- Exercise aim: The records below need to be copied in full. Match them exactly.

- Source data:

==============================

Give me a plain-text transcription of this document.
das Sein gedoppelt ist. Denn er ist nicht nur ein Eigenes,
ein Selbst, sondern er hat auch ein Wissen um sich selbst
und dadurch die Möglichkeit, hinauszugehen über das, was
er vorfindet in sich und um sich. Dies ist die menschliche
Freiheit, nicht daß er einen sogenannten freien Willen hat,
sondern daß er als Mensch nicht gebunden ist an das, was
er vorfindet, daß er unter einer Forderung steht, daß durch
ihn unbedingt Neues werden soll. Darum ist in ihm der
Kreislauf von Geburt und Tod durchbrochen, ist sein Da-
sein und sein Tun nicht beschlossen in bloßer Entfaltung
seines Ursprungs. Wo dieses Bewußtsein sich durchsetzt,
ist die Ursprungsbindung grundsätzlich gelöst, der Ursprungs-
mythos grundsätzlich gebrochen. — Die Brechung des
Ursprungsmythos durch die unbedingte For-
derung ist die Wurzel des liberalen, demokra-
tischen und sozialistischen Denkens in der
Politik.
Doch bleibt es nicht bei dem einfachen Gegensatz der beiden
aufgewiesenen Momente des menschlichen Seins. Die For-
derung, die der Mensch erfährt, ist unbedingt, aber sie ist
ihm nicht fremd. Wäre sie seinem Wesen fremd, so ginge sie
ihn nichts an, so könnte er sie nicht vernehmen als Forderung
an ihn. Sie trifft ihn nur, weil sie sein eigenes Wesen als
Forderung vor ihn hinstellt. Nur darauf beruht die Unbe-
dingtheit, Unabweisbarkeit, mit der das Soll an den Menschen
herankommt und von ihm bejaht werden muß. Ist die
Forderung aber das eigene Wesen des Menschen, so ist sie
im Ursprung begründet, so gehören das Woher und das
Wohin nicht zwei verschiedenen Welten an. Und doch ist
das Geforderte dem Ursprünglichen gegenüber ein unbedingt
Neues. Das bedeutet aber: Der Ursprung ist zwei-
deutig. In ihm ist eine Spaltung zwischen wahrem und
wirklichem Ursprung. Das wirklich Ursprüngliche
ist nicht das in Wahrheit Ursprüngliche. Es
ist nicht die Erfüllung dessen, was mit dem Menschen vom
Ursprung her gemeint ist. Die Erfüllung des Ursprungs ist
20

==============================

- Answer space:
Give me a plain-text transcription of this document.
das Sein gedoppelt ist. Denn er ist nicht nur ein Eigenes,
ein Selbst, sondern er hat auch ein Wissen um sich selbst
und dadurch die Möglichkeit, hinauszugehen über das, was
er vorfindet in sich und um sich. Dies ist die menschliche
Freiheit, nicht daß er einen sogenannten freien Willen hat,
sondern daß er als Mensch nicht gebunden ist an das, was
er vorfindet, daß er unter einer Forderung steht, daß durch
ihn unbedingt Neues werden soll. Darum ist in ihm der
Kreislauf von Geburt und Tod durchbrochen, ist sein Da-
sein und sein Tun nicht beschlossen in bloßer Entfaltung
seines Ursprungs. Wo dieses Bewußtsein sich durchsetzt,
ist die Ursprungsbindung grundsätzlich gelöst, der Ursprungs-
mythos grundsätzlich gebrochen. — Die Brechung des
Ursprungsmythos durch die unbedingte For-
derung ist die Wurzel des liberalen, demokra-
tischen und sozialistischen Denkens in der
Politik.
Doch bleibt es nicht bei dem einfachen Gegensatz der beiden
aufgewiesenen Momente des menschlichen Seins. Die For-
derung, die der Mensch erfährt, ist unbedingt, aber sie ist
ihm nicht fremd. Wäre sie seinem Wesen fremd, so ginge sie
ihn nichts an, so könnte er sie nicht vernehmen als Forderung
an ihn. Sie trifft ihn nur, weil sie sein eigenes Wesen als
Forderung vor ihn hinstellt. Nur darauf beruht die Unbe-
dingtheit, Unabweisbarkeit, mit der das Soll an den Menschen
herankommt und von ihm bejaht werden muß. Ist die
Forderung aber das eigene Wesen des Menschen, so ist sie
im Ursprung begründet, so gehören das Woher und das
Wohin nicht zwei verschiedenen Welten an. Und doch ist
das Geforderte dem Ursprünglichen gegenüber ein unbedingt
Neues. Das bedeutet aber: Der Ursprung ist zwei-
deutig. In ihm ist eine Spaltung zwischen wahrem und
wirklichem Ursprung. Das wirklich Ursprüngliche
ist nicht das in Wahrheit Ursprüngliche. Es
ist nicht die Erfüllung dessen, was mit dem Menschen vom
Ursprung her gemeint ist. Die Erfüllung des Ursprungs ist
20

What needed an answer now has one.